[Data listing]
• • •
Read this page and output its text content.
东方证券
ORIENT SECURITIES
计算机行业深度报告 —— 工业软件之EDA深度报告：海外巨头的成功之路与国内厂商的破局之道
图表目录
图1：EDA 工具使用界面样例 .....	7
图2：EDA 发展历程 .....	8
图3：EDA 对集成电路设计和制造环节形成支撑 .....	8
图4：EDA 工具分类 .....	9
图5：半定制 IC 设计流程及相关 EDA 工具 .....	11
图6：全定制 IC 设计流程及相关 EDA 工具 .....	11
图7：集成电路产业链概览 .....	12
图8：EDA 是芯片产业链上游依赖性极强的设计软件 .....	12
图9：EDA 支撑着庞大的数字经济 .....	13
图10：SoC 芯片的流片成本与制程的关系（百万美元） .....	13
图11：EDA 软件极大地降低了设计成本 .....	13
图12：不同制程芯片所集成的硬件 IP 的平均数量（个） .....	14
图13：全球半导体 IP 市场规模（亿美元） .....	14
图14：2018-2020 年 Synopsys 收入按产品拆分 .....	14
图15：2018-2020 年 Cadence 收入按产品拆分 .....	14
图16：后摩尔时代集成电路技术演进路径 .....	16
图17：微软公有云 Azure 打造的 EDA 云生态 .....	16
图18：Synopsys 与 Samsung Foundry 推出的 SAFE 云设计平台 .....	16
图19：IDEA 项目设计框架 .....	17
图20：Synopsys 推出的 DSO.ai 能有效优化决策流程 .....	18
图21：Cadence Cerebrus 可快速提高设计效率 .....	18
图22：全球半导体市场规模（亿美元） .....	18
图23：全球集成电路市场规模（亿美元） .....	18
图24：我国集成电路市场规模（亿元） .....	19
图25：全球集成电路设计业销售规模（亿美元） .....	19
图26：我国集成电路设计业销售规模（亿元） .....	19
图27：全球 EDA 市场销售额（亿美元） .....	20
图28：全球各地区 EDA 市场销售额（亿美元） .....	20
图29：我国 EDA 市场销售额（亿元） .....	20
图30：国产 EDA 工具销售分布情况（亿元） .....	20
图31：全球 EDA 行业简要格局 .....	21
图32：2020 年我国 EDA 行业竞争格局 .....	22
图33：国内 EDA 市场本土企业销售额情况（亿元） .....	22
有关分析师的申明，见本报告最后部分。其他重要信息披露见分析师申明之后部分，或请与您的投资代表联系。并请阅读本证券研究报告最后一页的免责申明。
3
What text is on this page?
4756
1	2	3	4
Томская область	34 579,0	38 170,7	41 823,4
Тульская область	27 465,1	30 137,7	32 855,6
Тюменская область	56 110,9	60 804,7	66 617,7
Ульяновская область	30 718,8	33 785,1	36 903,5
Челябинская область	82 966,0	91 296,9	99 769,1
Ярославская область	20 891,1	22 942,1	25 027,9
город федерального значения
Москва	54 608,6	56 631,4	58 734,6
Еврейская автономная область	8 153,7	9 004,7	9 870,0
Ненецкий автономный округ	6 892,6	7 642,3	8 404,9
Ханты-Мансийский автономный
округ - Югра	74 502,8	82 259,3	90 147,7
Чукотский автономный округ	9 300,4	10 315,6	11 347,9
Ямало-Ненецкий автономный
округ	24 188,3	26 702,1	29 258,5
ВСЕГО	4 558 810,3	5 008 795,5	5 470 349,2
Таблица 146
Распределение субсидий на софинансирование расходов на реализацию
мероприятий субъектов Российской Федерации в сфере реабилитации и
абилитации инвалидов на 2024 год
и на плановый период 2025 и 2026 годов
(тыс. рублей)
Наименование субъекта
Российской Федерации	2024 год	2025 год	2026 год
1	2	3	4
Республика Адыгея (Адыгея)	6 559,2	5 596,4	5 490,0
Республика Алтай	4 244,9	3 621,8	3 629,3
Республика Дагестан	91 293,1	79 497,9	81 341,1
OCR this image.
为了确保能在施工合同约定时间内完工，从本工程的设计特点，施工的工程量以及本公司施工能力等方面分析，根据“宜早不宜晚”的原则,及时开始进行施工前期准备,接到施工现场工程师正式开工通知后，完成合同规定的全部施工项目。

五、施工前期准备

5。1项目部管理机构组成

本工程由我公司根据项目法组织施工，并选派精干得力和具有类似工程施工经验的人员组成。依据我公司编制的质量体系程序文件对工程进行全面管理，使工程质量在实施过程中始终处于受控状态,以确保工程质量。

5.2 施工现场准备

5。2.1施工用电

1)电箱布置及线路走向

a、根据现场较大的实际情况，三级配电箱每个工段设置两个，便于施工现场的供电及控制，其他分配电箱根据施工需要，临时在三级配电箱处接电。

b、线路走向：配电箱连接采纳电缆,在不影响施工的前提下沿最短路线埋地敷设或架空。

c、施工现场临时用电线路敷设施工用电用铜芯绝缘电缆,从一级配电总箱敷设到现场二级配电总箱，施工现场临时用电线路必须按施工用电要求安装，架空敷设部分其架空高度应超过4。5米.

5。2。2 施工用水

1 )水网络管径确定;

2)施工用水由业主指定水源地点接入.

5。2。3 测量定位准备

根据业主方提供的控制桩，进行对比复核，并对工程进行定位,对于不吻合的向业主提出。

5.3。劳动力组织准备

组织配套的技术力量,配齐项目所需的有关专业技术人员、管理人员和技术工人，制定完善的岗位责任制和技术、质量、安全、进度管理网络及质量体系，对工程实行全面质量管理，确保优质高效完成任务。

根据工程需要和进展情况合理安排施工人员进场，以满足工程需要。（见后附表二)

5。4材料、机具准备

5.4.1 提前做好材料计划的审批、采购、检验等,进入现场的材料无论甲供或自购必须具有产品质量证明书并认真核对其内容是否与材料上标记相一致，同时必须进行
• • •
» TASK TO CARRY OUT
The answer is a single number, the count of lines in the records that contain the string "Республика".

» FINISHED EXERCISE
3